▶ [What the task asks]
Every line containing the word "part" needs to be found and copied.

--- start Data for this task ---

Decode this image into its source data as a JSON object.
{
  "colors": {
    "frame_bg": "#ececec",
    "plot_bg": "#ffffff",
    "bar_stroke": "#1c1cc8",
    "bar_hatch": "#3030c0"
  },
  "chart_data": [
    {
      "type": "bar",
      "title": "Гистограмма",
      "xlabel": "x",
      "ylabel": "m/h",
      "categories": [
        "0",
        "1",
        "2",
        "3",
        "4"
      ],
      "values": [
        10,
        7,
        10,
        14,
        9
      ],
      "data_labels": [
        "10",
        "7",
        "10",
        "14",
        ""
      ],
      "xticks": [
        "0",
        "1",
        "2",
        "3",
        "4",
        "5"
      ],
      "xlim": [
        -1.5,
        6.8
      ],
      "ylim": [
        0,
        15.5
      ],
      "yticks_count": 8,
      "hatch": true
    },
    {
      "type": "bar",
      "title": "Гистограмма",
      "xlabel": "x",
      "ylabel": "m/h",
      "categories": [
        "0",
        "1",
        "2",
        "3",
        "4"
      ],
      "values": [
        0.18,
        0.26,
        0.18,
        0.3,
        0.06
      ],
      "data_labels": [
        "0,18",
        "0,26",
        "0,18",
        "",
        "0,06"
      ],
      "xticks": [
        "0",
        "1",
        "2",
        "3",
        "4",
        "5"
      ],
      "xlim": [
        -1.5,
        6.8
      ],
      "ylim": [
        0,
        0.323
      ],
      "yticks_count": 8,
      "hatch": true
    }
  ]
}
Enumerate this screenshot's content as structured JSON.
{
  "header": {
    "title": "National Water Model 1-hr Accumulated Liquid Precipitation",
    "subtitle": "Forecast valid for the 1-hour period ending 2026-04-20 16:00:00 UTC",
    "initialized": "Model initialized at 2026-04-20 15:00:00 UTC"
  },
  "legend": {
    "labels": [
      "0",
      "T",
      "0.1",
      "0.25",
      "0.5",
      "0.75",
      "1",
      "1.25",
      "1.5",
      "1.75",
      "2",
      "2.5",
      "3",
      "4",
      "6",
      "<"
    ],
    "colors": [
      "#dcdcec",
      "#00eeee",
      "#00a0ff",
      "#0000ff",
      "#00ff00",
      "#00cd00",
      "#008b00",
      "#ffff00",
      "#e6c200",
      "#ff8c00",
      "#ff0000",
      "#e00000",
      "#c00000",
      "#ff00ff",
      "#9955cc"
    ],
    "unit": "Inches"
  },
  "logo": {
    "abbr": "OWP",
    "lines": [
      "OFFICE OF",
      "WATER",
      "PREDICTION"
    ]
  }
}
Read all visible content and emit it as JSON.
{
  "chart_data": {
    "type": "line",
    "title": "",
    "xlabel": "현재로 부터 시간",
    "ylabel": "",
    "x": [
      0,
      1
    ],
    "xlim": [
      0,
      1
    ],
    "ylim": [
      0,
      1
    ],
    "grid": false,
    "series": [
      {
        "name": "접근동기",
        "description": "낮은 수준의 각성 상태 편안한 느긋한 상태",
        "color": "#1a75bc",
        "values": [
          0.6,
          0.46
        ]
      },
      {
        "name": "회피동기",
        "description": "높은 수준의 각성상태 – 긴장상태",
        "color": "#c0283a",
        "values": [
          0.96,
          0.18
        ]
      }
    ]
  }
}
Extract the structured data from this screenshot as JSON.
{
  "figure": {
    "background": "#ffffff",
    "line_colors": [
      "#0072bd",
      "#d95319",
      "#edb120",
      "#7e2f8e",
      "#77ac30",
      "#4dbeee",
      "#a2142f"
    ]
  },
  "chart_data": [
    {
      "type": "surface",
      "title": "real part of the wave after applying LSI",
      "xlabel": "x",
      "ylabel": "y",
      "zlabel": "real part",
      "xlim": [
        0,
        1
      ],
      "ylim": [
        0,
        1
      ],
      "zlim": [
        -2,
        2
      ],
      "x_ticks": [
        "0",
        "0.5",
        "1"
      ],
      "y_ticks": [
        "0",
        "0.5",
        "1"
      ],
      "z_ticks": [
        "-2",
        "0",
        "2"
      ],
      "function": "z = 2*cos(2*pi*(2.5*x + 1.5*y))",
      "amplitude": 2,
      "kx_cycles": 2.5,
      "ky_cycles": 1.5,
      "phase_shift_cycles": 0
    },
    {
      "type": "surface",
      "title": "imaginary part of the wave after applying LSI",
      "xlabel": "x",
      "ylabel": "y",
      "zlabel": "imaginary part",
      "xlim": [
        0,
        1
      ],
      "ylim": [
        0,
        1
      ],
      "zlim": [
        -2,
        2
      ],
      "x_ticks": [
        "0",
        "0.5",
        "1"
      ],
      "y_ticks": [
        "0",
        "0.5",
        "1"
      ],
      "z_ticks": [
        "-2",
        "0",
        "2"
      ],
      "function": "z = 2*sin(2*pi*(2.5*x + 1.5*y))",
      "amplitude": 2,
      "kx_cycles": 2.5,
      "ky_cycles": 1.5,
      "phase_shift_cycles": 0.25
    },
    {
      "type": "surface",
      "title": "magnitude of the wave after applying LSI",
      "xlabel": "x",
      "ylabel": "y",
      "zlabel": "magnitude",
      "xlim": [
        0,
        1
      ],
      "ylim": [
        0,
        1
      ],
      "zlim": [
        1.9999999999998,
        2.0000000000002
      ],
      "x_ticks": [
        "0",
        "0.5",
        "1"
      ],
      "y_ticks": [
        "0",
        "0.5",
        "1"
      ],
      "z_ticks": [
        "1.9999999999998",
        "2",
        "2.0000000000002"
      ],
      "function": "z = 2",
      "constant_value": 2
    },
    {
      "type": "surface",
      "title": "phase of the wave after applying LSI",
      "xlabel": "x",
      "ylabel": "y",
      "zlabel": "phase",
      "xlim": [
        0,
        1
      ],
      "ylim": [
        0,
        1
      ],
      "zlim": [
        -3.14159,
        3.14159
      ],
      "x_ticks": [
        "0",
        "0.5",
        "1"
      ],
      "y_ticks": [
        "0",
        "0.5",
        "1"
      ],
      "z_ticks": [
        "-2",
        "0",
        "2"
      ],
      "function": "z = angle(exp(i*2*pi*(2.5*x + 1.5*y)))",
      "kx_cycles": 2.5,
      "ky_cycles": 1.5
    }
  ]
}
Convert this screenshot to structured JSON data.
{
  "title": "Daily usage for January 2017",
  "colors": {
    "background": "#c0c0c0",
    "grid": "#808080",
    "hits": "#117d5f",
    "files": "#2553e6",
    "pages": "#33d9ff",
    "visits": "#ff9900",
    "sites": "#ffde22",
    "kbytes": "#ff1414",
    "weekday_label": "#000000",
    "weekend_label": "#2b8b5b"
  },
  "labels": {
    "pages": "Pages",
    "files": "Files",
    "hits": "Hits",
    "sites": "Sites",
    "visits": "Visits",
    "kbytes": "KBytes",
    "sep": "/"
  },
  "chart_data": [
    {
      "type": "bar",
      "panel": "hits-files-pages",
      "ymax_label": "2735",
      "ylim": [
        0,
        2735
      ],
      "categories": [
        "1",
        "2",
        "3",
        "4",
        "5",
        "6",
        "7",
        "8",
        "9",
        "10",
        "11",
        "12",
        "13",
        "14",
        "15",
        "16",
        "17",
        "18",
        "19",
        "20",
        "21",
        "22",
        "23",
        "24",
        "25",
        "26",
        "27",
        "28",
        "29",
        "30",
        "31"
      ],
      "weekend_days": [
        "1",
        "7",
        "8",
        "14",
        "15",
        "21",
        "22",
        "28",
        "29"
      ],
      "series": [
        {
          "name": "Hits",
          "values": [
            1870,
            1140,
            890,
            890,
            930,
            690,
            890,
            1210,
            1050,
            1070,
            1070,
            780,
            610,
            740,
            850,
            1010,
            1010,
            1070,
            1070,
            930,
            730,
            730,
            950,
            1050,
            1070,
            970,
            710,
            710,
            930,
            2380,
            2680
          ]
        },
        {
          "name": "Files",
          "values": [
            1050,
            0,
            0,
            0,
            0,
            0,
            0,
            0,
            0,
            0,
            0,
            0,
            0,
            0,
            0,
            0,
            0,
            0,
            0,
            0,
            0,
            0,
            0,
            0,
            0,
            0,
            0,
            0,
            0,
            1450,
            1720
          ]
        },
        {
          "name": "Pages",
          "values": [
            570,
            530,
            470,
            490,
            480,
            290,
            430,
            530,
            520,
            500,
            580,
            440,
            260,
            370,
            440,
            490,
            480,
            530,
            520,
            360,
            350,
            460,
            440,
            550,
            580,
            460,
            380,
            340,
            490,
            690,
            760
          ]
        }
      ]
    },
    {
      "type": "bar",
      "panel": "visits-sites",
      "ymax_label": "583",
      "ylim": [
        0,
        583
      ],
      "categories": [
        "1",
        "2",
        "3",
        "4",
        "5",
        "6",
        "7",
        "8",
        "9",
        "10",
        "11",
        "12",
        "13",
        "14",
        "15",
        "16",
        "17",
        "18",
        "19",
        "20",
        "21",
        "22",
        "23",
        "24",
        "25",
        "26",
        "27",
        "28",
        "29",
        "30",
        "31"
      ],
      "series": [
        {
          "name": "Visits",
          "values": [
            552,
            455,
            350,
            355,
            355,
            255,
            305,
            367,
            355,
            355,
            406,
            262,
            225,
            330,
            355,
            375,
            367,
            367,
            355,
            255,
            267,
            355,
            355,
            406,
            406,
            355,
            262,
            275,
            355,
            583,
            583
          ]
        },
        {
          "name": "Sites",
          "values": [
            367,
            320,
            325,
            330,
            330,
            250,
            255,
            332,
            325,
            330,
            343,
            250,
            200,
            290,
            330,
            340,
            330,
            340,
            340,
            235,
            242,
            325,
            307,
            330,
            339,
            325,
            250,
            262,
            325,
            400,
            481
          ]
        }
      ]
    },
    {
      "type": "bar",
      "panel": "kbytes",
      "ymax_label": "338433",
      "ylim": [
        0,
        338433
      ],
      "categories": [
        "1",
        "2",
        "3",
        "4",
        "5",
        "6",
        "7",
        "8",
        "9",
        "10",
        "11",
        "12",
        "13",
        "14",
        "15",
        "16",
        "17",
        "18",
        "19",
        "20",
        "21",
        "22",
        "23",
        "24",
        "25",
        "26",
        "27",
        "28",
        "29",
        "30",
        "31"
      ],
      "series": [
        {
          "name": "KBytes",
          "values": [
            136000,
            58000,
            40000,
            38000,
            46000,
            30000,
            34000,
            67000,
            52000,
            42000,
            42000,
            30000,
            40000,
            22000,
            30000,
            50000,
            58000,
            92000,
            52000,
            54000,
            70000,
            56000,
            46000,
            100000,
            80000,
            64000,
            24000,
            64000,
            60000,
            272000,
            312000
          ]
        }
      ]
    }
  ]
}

--- end Data for this task ---

▶ [Response to this exercise]
      "title": "real part of the wave after applying LSI",
      "zlabel": "real part",
      "title": "imaginary part of the wave after applying LSI",
      "zlabel": "imaginary part",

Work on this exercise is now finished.